:: Work to do ::
Find and return each line containing "Александра".

:: Source data ::
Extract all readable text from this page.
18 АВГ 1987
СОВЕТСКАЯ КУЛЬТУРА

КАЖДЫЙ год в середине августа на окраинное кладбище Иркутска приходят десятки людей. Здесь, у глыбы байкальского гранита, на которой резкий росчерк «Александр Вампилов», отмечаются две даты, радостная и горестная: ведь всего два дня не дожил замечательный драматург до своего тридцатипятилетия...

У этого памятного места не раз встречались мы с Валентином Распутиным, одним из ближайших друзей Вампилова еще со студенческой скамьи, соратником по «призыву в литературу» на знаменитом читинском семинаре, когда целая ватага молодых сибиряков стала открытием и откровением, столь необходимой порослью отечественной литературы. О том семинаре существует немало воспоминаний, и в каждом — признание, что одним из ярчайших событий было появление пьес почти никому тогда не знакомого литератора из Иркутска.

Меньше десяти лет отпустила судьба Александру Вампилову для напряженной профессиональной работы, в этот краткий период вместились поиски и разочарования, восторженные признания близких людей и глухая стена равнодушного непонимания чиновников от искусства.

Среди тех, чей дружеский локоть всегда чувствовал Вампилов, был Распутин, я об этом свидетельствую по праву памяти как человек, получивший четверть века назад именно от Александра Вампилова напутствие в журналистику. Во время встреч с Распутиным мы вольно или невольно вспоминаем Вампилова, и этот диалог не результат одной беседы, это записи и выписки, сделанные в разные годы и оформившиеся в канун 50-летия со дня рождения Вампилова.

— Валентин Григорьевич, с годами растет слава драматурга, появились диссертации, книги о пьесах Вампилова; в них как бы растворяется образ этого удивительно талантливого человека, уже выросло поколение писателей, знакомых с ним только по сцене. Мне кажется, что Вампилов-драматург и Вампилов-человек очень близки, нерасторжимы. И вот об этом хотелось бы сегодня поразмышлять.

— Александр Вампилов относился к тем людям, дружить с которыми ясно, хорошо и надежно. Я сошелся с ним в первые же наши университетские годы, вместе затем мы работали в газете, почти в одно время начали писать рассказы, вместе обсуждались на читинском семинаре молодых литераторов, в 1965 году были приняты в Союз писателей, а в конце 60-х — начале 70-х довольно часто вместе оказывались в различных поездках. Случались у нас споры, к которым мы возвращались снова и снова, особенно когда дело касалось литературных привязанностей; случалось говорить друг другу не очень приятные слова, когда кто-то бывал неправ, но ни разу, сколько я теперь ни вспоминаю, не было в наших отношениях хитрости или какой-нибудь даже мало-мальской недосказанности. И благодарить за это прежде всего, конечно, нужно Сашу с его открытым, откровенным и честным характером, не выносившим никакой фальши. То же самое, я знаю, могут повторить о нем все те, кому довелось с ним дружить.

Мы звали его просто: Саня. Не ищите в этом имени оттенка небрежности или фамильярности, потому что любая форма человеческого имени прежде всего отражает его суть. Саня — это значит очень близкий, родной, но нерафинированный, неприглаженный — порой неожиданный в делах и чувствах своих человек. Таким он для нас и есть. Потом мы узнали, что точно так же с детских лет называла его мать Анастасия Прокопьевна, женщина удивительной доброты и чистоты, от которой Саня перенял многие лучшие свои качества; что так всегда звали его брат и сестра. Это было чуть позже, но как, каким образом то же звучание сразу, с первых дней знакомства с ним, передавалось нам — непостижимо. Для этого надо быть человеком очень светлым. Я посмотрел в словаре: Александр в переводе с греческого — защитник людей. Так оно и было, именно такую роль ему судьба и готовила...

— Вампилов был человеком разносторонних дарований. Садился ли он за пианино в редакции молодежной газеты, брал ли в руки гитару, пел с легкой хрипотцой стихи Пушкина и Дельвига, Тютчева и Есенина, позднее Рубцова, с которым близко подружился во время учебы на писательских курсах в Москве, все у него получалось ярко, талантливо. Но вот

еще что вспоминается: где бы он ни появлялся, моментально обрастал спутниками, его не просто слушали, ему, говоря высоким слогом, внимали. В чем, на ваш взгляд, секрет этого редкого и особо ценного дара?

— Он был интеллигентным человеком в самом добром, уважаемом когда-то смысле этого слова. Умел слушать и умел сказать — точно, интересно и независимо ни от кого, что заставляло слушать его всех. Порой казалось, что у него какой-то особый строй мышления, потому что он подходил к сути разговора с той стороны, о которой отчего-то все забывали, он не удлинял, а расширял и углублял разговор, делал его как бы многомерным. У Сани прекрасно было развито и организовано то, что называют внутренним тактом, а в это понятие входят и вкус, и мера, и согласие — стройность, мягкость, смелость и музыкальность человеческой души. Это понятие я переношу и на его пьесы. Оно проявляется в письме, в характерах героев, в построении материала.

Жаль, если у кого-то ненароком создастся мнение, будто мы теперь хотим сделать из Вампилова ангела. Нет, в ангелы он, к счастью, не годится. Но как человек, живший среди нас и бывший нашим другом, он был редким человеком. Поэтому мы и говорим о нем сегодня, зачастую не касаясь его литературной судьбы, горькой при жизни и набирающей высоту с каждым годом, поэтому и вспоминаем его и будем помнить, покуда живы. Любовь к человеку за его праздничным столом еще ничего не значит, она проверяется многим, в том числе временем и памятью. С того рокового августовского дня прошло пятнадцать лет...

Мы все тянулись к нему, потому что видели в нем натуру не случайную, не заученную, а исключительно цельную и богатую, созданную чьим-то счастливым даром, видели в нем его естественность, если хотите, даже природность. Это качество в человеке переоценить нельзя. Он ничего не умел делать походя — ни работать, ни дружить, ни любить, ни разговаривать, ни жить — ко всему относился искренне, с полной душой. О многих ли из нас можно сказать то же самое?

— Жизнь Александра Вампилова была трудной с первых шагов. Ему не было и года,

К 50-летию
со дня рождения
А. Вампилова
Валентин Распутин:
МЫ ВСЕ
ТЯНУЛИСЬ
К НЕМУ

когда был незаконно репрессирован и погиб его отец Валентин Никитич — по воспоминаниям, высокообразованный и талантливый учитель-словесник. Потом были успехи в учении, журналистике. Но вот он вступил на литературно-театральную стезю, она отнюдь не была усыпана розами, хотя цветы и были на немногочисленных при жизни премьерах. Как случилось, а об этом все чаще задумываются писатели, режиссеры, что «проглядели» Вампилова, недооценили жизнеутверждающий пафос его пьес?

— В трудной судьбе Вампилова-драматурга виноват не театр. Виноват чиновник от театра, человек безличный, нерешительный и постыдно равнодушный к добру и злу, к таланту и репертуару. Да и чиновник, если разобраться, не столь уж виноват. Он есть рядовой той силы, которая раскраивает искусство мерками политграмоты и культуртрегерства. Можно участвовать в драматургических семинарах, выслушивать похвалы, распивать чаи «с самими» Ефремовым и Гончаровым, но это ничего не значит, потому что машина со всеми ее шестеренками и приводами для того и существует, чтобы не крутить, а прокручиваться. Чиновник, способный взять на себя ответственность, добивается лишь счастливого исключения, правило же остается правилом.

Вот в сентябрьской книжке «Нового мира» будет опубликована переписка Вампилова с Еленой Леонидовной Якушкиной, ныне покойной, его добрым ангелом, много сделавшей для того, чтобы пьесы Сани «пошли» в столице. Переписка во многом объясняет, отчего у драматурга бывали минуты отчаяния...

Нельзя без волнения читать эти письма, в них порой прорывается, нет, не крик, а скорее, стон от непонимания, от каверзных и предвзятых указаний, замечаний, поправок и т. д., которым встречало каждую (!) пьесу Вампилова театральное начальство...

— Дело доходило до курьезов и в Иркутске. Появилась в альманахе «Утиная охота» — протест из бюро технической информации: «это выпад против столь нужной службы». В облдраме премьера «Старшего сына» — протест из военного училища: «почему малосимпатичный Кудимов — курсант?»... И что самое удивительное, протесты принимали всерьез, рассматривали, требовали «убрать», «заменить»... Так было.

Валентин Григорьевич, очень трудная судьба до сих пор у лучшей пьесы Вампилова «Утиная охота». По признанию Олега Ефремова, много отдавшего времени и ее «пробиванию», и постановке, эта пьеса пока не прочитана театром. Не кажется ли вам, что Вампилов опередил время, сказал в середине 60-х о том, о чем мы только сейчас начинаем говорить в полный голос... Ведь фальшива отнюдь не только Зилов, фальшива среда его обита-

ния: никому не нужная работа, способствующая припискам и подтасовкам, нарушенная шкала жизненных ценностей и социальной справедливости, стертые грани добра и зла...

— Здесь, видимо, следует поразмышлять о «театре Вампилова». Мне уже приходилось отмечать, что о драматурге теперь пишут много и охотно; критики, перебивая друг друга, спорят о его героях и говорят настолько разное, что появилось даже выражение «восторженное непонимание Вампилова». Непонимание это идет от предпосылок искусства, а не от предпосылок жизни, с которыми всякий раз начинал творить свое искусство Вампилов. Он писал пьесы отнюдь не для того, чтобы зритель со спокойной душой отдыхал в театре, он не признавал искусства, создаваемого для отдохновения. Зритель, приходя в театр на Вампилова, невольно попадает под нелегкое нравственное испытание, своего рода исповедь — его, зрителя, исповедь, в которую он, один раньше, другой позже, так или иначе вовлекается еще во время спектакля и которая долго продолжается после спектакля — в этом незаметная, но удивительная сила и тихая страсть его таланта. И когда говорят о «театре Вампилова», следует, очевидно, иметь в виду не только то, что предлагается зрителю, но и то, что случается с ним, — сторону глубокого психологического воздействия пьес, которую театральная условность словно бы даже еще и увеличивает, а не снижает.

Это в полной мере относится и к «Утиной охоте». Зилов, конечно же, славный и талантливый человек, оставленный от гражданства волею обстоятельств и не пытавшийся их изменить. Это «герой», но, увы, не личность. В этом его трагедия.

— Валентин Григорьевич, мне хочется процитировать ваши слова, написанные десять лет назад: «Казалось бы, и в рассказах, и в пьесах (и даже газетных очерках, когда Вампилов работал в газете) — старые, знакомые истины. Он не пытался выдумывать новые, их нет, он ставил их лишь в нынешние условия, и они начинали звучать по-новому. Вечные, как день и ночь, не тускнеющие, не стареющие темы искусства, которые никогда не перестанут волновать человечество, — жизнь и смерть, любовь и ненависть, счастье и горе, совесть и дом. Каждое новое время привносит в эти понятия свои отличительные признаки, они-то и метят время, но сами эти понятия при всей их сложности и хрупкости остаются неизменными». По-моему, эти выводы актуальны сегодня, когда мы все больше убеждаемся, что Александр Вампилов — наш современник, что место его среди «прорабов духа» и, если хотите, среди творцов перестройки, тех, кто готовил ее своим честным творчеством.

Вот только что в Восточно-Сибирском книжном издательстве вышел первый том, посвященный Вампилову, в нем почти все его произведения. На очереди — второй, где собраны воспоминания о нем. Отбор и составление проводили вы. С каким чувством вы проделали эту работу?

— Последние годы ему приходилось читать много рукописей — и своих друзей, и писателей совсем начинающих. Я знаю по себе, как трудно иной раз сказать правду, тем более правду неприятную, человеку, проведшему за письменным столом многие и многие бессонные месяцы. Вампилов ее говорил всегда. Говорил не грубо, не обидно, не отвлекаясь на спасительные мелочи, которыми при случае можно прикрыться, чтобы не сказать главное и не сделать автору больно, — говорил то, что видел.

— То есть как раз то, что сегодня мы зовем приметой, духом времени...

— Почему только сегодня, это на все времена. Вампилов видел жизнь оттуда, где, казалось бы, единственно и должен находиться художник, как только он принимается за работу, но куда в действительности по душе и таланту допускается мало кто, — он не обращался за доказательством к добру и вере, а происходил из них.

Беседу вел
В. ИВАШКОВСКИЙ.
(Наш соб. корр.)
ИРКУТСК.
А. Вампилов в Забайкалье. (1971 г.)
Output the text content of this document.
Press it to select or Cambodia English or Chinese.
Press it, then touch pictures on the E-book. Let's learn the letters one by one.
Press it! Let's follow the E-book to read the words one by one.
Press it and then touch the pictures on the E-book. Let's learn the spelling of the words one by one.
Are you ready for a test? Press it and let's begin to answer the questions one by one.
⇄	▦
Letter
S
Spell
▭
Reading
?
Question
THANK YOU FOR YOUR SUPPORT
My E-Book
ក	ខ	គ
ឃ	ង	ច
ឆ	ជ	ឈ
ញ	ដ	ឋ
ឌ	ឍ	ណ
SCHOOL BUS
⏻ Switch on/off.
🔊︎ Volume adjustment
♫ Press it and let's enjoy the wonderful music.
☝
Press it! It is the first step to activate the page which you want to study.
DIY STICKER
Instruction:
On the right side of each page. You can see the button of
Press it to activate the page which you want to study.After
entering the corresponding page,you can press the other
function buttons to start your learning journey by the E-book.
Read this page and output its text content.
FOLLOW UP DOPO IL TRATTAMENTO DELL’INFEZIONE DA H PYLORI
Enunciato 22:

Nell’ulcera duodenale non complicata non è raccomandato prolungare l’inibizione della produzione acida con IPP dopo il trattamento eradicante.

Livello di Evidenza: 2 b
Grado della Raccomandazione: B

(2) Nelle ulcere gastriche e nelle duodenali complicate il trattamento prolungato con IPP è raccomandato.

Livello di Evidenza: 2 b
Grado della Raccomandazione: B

:: The response ::
Среди тех, чей дружеский локоть всегда чувствовал Вампилов, был Распутин, я об этом свидетельствую по праву памяти как человек, получивший четверть века назад именно от Александра Вампилова напутствие в журналистику. Во время встреч с Распутиным мы вольно или невольно вспоминаем Вампилова, и этот диалог не результат одной беседы, это записи и выписки, сделанные в разные годы и оформившиеся в канун 50-летия со дня рождения Вампилова.
— Жизнь Александра Вампилова была трудной с первых шагов. Ему не было и года,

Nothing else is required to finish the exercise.